* [Goal] From the listing below, return each line that includes "ngày".

* [Data provided]
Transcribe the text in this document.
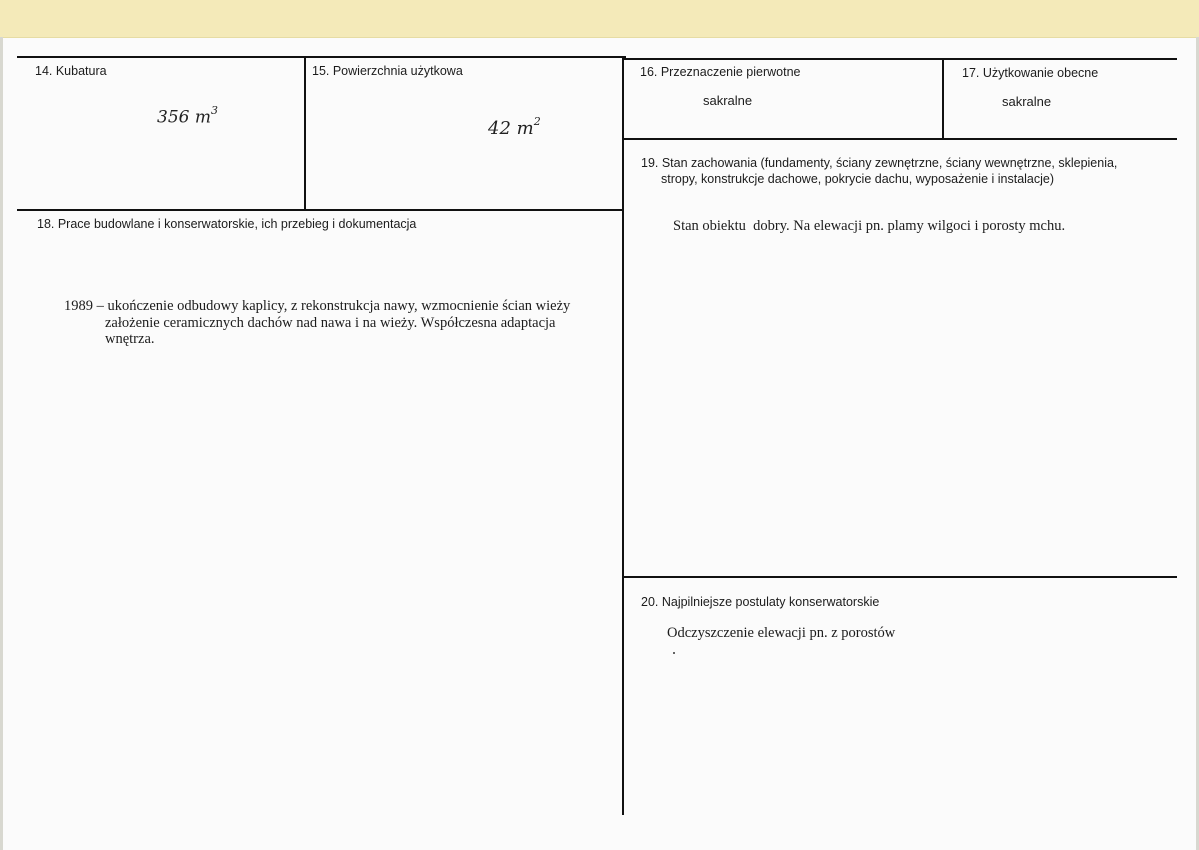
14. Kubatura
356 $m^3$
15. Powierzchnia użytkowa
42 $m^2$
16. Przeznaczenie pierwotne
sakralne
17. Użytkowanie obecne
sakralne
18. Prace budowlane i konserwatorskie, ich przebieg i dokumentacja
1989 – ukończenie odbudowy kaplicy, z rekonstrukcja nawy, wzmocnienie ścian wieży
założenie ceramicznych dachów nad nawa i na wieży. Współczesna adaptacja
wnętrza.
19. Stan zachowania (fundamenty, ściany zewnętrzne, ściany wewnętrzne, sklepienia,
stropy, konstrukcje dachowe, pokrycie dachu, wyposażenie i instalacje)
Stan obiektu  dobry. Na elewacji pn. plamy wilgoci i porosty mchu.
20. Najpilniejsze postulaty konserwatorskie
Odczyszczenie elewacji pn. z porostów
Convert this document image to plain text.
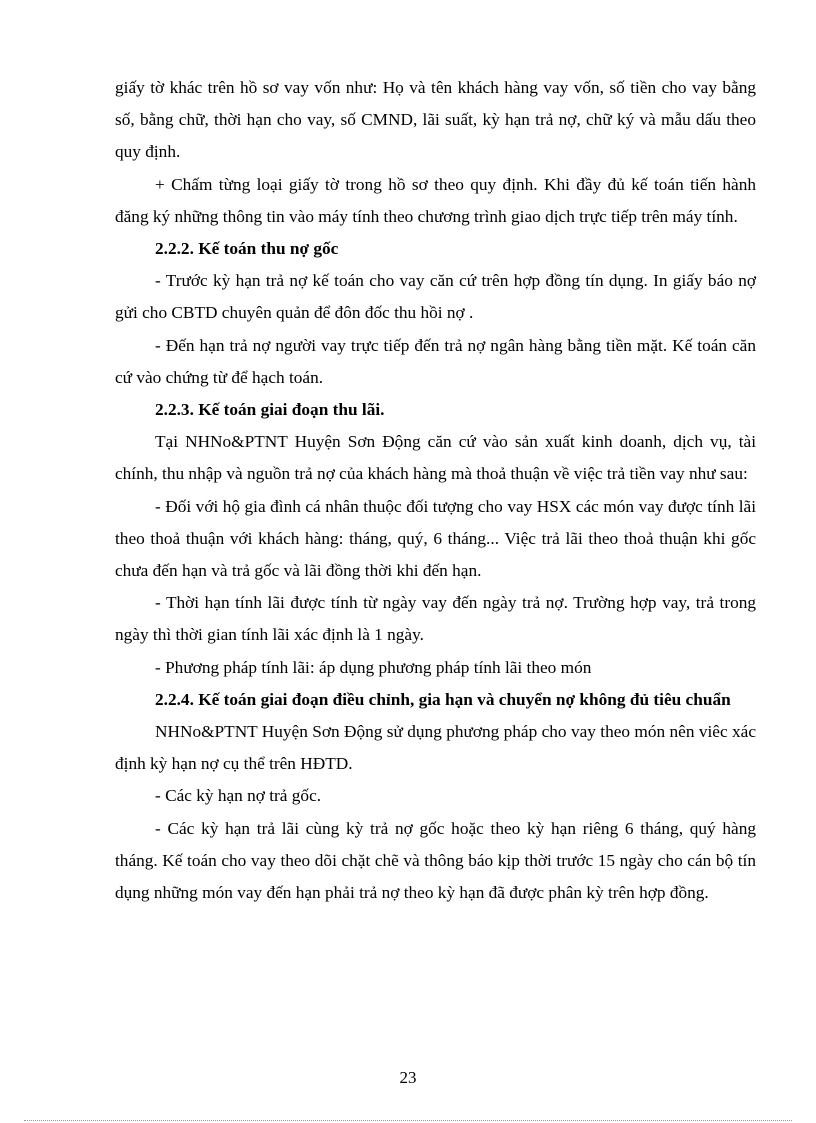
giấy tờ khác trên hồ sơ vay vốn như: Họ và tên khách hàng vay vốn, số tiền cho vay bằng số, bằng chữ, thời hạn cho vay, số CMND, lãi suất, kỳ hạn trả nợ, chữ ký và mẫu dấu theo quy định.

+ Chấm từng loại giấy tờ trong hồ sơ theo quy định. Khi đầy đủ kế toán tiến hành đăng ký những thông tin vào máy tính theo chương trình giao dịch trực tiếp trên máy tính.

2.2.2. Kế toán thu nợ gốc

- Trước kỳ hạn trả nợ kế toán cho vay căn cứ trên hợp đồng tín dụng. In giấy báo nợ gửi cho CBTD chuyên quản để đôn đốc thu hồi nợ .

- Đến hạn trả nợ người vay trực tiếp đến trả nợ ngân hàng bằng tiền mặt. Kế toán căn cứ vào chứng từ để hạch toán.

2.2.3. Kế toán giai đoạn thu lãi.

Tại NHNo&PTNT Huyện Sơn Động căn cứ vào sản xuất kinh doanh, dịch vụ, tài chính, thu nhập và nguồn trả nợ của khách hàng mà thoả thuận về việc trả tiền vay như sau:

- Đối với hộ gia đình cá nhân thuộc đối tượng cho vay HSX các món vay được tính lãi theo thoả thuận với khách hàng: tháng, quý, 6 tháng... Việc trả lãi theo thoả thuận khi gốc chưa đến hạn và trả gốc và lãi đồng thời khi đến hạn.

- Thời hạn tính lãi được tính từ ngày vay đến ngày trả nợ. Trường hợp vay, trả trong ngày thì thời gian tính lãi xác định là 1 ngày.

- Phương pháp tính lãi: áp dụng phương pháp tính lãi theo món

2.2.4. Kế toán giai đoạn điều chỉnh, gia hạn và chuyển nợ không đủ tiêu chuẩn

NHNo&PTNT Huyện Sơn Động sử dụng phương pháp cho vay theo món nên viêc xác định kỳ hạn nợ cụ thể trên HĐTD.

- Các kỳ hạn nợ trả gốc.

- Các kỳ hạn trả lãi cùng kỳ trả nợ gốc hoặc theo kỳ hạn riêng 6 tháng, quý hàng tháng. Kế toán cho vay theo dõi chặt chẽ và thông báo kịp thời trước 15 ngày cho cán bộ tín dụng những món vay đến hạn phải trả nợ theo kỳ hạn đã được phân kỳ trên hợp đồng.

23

* [Solution]
- Thời hạn tính lãi được tính từ ngày vay đến ngày trả nợ. Trường hợp vay, trả trong ngày thì thời gian tính lãi xác định là 1 ngày.
- Các kỳ hạn trả lãi cùng kỳ trả nợ gốc hoặc theo kỳ hạn riêng 6 tháng, quý hàng tháng. Kế toán cho vay theo dõi chặt chẽ và thông báo kịp thời trước 15 ngày cho cán bộ tín dụng những món vay đến hạn phải trả nợ theo kỳ hạn đã được phân kỳ trên hợp đồng.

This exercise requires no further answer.